TEXTO>
━━━━━━━━━━━━━━━━━━━━

VALOR ECONÔMICO – CADERNO EU & FIM DE SEMANA - 8 DE ABRIL DE 2016
Entrevista: Marta Arretche, cientista política da USP e diretora do Centro de Estudos da Metrópole - Por Ricardo Mendonça
Para
a cientista política Marta Arretche, professora da USP e diretora do Centro de
Estudos da Metrópole, a eventual troca de Dilma Rousseff por Michel Temer na
Presidência poderá gerar "enorme trauma institucional" para, no fim,
produzir nada muito diferente do que ocorre hoje. "Um giro de 360
graus", define. Segundo ela, a fragilidade do processo de impeachment
implicará um próximo governo que já nasceria fragilizado, com forte oposição do
PT.
A
agenda a ser enfrentada requer aprovação de políticas de imposição de perdas
para grupos organizados, como aposentados, diz. Seria uma situação diversa da
de 1992, quando Itamar Franco assumiu pós-queda de Fernando Collor e
implementou o Plano Real, uma agenda de expansão de bem-estar, analisa.
Valor:
Milhões foram às ruas dizer que não querem mais a presidente Dilma Roussef ,
que ela não os representam. Outros dizem que nenhum partido os representam.
Nesse cenário, quem representa o vice-presidente Michel Temer?
Marta
Arretche: Penso que um eventual governo Temer tem grande chance de representar
uma guinada de 360 graus em relação à situação atual. Muitos assumem o
diagnóstico de que só Dilma e agora também Lula são a causa da crise, do
que decorreria que sua saída seria suficiente para resolver o componente
político da crise econômica. Analistas de boa-fé estão tão cansados de quase
três anos de intenso conflito político, que estão predispostos a acreditar que
qualquer solução friso, qualquer solução nos levaria a uma situação melhor.
Creio que esse diagnóstico é falso.
Valor:
Por quê?

━━━━━━━━━━━━━━━━━━━━

TAREFA A> Segundo a entrevista com Marta Arretche, por que analistas de boa-fé estão predispostos a acreditar que qualquer solução levaria a uma situação melhor? Responda em uma a três frases.
TAREFA B> Reproduza sem alterações o trecho da entrevista com Marta Arretche entre "Nesse cenário, quem" e "diagnóstico é falso.", inclusive.
TAREFA C> Retome a entrevista com Marta Arretche a partir do ponto em que ela termina.
A listagem não é necessária para resolver nenhuma das tarefas.

SEÇÃO DE DADOS>
━━━━━━━━━━━━━━━━━━━━

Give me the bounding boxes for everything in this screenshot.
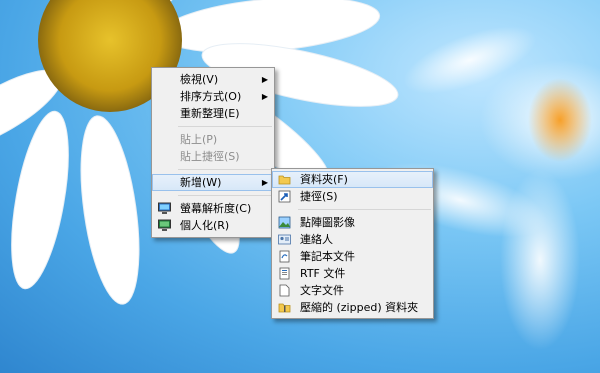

━━━━━━━━━━━━━━━━━━━━

RESPOSTA A> Esses analistas estão tão cansados de quase três anos de intenso conflito político que passaram a acreditar que qualquer solução os levaria a uma situação melhor.

RESPOSTA B>
Nesse cenário, quem representa o vice-presidente Michel Temer?
Marta
Arretche: Penso que um eventual governo Temer tem grande chance de representar
uma guinada de 360 graus em relação à situação atual. Muitos assumem o
diagnóstico de que só Dilma e agora também Lula são a causa da crise, do
que decorreria que sua saída seria suficiente para resolver o componente
político da crise econômica. Analistas de boa-fé estão tão cansados de quase
três anos de intenso conflito político, que estão predispostos a acreditar que
qualquer solução friso, qualquer solução nos levaria a uma situação melhor.
Creio que esse diagnóstico é falso.

RESPOSTA C>
Marta:
A agenda que temos de enfrentar requer a aprovação de políticas de imposição de
perdas contra categorias concentradas de beneficiários com capacidade de
mobilização. A estratégia de todos os partidos em 2015 foi recusar medidas
assim. Os incentivos para adotar essa estratégia são ainda mais fortes quando
há grande incerteza quanto ao futuro do sistema partidário. A Lava Jato
colabora para essa incerteza. Nenhuma democracia encontrou uma maneira de tomar
decisões complexas sem organizações partidárias. Nosso problema é como manter o
combate à corrupção sistêmica cuja modelagem antecede em décadas os governos
petistas sem destruir os partidos. Acho que é um ato de fé acreditar que a
troca de Dilma por Temer produzirá soluções para esses desafios.
Valor:
A direção do PMDB anunciou inusitada greve de 30 dias em que não aceitariam
mais cargos. Horas depois, Mauro Lopes (PMDBMG) virou ministro. Na sequência,
fizeram a reunião de três minutos que decidiu por rompimento e devolução de
cargos. Mas, dos seis ministros, só um saiu imediatamente. Que conclusão é
possível tirar?
Marta:
Que o PMDB continua o mesmo. Só se surpreendeu com isso quem começou a
acompanhar a política brasileira na semana passada. A pergunta é: é este o
partido que dará sustentação a uma política de ajuste fiscal que requer cortes
além dos que já foram feitos?
Valor:
Alguns acusam o movimento pelo impeachment de golpista. Qual é a sua avaliação?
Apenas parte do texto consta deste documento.